**WORK REQUIRED**:
Filter the records below for the word "screen". Copy each line that holds it.

________________________

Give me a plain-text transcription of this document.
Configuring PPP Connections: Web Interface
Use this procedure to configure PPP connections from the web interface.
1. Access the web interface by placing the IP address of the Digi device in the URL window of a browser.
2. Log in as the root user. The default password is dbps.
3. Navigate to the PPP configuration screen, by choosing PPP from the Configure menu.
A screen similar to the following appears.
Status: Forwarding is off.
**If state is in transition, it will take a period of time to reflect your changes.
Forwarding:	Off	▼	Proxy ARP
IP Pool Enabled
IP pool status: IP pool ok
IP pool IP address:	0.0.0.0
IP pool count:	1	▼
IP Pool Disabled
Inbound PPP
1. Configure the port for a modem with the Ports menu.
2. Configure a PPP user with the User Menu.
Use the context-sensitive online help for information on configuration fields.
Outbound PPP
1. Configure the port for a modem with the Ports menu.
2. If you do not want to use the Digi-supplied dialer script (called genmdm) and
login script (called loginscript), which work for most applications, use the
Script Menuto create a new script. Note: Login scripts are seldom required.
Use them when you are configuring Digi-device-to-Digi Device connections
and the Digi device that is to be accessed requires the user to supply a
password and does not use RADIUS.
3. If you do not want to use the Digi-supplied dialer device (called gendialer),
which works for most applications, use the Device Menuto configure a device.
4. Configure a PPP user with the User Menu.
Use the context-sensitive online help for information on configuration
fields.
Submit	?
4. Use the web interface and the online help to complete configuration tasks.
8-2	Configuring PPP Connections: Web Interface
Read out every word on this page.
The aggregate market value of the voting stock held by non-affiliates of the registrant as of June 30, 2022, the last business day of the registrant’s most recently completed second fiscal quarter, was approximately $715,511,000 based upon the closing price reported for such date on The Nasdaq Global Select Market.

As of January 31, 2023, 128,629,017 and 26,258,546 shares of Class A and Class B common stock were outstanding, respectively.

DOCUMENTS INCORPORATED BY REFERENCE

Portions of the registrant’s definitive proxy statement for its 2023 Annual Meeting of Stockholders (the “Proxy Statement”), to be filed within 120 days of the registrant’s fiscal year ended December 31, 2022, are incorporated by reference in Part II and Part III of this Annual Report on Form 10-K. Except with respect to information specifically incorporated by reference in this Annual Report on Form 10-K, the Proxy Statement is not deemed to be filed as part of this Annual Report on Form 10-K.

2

________________________

**RESULT**:
3. Navigate to the PPP configuration screen, by choosing PPP from the Configure menu.
A screen similar to the following appears.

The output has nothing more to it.